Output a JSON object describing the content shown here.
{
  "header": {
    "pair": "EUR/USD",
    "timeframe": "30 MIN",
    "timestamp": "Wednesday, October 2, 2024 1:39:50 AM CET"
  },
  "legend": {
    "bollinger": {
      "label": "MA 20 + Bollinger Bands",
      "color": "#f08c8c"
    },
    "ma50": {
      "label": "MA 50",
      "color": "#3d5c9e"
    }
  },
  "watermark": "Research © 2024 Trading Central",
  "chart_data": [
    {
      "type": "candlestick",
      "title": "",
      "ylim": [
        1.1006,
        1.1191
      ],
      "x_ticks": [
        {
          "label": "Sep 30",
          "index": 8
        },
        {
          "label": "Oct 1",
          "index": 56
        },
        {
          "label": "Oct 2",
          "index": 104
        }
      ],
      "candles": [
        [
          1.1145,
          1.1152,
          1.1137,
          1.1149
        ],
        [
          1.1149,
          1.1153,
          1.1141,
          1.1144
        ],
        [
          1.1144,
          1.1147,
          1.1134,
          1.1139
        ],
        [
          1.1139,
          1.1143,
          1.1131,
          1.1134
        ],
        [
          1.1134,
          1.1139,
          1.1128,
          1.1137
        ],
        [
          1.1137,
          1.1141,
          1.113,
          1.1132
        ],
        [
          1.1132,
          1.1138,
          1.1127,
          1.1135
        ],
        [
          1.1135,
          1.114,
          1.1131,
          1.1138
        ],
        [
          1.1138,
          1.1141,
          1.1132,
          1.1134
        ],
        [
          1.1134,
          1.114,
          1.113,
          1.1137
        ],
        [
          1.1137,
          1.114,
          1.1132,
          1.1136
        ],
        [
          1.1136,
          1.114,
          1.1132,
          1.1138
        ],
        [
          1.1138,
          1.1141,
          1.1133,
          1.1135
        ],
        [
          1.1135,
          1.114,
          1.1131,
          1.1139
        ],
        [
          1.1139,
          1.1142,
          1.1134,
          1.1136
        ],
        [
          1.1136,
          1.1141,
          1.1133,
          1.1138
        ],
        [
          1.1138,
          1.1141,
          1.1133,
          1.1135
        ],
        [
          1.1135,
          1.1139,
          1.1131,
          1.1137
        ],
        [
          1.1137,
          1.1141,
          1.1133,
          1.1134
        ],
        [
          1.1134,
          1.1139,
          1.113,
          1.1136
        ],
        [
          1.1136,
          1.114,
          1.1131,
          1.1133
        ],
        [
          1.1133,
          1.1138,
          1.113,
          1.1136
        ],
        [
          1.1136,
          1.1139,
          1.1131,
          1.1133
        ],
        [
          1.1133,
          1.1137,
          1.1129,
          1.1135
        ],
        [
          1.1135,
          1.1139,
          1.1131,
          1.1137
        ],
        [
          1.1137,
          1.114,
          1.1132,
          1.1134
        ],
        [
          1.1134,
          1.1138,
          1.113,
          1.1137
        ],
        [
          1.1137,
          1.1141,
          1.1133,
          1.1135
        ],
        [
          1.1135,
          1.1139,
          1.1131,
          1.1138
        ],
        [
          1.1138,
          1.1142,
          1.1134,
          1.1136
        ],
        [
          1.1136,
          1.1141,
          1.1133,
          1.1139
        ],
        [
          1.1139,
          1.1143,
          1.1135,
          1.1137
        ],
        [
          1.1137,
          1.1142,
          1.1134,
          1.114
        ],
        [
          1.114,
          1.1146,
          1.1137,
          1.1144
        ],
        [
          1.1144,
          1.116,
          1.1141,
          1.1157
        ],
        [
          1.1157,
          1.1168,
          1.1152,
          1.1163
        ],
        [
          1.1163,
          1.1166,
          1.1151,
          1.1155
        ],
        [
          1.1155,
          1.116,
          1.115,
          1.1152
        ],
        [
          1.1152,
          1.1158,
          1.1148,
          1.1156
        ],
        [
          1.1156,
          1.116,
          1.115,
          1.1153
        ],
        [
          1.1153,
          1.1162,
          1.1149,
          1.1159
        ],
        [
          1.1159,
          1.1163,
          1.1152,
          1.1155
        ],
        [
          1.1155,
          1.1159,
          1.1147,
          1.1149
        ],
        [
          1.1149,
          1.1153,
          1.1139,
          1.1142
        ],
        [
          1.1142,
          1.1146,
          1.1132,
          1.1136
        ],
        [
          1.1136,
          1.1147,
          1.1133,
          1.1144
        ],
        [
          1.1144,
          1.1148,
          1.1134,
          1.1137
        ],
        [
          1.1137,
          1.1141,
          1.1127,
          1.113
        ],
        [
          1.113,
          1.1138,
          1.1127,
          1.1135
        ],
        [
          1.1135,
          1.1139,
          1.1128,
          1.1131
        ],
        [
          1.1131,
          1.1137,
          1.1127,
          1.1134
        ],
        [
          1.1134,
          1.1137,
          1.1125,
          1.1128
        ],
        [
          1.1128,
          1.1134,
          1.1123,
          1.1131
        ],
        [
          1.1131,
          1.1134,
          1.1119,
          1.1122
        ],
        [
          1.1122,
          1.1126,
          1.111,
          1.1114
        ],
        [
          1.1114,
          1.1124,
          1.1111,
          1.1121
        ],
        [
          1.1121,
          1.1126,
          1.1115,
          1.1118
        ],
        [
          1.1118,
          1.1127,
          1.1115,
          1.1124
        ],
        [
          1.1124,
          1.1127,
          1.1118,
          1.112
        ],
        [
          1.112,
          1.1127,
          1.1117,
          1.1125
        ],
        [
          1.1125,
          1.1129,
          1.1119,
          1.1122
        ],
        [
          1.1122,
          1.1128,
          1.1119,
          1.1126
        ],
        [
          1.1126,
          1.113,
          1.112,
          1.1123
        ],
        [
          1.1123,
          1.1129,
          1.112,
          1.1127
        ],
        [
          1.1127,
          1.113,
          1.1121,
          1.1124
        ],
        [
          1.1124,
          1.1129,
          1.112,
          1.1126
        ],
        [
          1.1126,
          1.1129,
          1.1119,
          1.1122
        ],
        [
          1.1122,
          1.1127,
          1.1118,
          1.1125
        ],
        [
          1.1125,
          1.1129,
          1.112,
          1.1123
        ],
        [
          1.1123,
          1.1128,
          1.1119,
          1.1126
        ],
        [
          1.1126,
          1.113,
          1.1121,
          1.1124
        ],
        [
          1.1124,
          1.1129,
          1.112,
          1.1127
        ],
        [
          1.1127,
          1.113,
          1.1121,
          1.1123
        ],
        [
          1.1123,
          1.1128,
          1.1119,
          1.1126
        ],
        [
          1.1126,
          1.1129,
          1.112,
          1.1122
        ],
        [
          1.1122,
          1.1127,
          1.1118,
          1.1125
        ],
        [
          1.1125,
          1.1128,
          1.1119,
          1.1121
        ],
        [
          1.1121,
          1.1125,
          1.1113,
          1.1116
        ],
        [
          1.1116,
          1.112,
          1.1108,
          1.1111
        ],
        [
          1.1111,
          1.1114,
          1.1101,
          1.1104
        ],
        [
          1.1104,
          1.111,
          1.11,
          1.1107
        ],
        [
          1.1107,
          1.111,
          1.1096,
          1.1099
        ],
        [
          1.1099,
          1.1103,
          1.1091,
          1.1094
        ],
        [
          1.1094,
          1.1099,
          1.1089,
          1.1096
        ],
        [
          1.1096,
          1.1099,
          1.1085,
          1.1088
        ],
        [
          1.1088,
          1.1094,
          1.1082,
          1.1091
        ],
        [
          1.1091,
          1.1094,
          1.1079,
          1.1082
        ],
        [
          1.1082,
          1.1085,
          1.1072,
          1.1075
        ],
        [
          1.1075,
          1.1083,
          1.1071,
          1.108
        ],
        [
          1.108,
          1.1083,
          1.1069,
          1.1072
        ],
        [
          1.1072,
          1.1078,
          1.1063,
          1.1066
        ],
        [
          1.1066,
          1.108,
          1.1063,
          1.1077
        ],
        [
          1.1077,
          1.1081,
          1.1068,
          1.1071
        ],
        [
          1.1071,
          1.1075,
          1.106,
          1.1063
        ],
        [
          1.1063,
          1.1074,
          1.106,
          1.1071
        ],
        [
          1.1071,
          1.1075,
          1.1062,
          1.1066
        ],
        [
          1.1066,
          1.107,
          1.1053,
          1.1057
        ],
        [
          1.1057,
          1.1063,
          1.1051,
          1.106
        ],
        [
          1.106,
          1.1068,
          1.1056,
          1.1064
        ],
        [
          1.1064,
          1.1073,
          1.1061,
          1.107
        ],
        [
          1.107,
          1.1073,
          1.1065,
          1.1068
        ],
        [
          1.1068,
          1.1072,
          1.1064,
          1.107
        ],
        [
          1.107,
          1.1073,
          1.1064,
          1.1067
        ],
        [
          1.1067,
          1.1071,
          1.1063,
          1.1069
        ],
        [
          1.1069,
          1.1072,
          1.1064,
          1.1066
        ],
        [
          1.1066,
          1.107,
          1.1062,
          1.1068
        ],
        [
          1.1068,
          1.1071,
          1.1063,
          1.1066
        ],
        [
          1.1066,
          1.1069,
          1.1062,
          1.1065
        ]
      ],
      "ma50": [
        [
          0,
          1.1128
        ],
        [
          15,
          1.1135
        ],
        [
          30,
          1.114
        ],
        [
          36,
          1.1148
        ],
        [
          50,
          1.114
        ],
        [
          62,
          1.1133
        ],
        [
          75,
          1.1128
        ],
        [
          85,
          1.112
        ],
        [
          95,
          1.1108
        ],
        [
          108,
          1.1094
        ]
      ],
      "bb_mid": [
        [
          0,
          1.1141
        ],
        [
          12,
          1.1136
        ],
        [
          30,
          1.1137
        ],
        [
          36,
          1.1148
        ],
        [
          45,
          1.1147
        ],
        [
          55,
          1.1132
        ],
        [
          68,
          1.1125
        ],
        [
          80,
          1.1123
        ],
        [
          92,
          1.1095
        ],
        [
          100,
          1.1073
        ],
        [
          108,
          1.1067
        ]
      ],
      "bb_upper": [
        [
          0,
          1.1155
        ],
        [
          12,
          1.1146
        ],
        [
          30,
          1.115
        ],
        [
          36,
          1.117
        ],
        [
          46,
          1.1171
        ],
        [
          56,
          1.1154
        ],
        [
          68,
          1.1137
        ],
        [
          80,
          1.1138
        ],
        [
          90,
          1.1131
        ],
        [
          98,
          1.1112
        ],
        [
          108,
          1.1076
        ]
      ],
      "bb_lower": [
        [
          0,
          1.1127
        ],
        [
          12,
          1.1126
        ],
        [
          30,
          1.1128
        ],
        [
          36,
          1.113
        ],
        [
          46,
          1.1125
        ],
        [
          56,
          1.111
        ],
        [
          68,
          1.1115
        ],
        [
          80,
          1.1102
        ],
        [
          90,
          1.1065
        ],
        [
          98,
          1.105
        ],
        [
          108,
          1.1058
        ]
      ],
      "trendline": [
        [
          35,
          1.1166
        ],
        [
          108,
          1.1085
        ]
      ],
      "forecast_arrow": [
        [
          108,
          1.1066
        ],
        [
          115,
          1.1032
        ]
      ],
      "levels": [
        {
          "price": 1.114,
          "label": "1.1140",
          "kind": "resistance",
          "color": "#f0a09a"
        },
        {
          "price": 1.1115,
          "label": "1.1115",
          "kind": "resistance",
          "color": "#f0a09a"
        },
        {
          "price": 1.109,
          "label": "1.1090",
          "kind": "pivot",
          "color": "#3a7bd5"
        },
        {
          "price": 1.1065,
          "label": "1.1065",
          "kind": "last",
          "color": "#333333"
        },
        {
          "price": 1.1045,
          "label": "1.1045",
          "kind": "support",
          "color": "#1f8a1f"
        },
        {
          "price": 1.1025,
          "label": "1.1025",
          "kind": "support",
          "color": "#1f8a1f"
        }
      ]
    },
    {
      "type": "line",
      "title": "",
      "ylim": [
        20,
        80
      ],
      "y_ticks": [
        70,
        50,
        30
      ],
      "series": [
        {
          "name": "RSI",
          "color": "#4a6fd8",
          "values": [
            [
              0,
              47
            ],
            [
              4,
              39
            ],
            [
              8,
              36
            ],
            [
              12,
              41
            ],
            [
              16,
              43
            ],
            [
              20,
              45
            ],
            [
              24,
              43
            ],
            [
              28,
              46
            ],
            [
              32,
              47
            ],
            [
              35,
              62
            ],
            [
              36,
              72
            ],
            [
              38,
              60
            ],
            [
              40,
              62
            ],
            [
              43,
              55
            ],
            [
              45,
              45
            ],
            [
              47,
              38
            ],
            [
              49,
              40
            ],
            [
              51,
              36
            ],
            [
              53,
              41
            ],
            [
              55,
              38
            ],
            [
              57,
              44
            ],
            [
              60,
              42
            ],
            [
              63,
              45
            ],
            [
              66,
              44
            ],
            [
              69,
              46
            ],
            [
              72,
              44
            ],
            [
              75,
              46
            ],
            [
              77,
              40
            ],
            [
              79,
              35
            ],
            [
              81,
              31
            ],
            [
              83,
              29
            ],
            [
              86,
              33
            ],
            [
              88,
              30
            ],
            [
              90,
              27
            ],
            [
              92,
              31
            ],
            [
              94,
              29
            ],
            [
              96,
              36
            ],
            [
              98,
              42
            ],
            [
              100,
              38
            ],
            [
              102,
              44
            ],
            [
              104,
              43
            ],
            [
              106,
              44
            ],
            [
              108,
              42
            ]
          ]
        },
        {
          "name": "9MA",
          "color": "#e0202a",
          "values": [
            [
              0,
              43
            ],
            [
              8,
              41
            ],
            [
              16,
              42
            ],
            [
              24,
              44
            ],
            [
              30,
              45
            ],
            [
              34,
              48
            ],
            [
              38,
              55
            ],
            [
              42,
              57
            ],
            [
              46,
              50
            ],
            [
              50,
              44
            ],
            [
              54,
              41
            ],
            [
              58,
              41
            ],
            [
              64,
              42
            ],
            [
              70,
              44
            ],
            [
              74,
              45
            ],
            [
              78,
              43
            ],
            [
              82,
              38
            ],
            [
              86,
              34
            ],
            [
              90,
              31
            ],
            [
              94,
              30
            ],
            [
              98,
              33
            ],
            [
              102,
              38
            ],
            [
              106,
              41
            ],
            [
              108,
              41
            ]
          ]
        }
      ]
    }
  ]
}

### WHAT NEEDS TO BE DONE:
Scan the material above and determine how many lines include the word "price"; report only the number.

### REPLY TO THE EXERCISE:
6